[GOAL]
Write out the records between the line holding "Patent image size: (982, 1172)." and the line holding "The present invention 10 is at (563, 133).", inclusive.

[EXERCISE MATERIALS]
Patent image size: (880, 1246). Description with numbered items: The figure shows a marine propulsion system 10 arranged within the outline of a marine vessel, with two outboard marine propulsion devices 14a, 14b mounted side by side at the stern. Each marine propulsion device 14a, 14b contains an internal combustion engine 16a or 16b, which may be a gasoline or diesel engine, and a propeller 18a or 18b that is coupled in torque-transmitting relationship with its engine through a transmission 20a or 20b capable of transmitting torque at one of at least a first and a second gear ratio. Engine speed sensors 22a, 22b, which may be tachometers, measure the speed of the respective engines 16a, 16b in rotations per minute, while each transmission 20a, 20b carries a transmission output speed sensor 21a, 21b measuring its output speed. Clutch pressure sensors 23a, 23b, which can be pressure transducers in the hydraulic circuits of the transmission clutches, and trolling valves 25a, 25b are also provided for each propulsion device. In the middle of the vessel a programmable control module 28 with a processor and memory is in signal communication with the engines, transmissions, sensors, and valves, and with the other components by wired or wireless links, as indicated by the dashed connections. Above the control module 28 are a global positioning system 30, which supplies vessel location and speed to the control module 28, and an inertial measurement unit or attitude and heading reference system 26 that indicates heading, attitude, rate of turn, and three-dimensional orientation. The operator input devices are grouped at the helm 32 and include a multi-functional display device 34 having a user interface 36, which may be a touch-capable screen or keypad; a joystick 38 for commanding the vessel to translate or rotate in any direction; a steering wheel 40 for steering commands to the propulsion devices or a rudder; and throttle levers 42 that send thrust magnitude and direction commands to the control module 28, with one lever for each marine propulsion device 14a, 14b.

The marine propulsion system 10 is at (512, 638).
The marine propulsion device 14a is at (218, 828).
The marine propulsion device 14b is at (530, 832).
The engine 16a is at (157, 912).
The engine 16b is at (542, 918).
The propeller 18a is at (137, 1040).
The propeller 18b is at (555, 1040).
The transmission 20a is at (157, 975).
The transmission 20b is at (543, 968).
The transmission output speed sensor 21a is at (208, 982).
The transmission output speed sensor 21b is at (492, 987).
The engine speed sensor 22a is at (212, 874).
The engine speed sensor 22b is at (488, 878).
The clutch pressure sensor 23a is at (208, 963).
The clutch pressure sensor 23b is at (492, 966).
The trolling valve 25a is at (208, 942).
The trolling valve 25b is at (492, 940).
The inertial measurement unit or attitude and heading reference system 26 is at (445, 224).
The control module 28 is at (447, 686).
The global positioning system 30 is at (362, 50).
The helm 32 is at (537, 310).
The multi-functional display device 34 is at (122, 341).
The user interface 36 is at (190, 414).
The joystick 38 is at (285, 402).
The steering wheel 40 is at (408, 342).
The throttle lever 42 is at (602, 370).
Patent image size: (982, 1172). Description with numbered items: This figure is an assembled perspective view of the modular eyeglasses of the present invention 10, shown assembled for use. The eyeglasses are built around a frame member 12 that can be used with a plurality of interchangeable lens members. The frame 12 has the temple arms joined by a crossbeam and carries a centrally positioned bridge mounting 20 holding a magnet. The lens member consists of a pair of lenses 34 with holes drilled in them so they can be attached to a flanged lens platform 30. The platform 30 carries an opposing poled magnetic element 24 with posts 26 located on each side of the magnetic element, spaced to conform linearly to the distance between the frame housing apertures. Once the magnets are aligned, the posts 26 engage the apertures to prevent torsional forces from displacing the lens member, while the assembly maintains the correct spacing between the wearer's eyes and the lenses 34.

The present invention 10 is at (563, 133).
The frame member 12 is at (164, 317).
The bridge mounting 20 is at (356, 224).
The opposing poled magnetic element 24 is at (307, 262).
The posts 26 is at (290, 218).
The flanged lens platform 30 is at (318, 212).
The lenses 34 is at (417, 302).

[ANSWER TO THIS EXERCISE]
Patent image size: (982, 1172). Description with numbered items: This figure is an assembled perspective view of the modular eyeglasses of the present invention 10, shown assembled for use. The eyeglasses are built around a frame member 12 that can be used with a plurality of interchangeable lens members. The frame 12 has the temple arms joined by a crossbeam and carries a centrally positioned bridge mounting 20 holding a magnet. The lens member consists of a pair of lenses 34 with holes drilled in them so they can be attached to a flanged lens platform 30. The platform 30 carries an opposing poled magnetic element 24 with posts 26 located on each side of the magnetic element, spaced to conform linearly to the distance between the frame housing apertures. Once the magnets are aligned, the posts 26 engage the apertures to prevent torsional forces from displacing the lens member, while the assembly maintains the correct spacing between the wearer's eyes and the lenses 34.

The present invention 10 is at (563, 133).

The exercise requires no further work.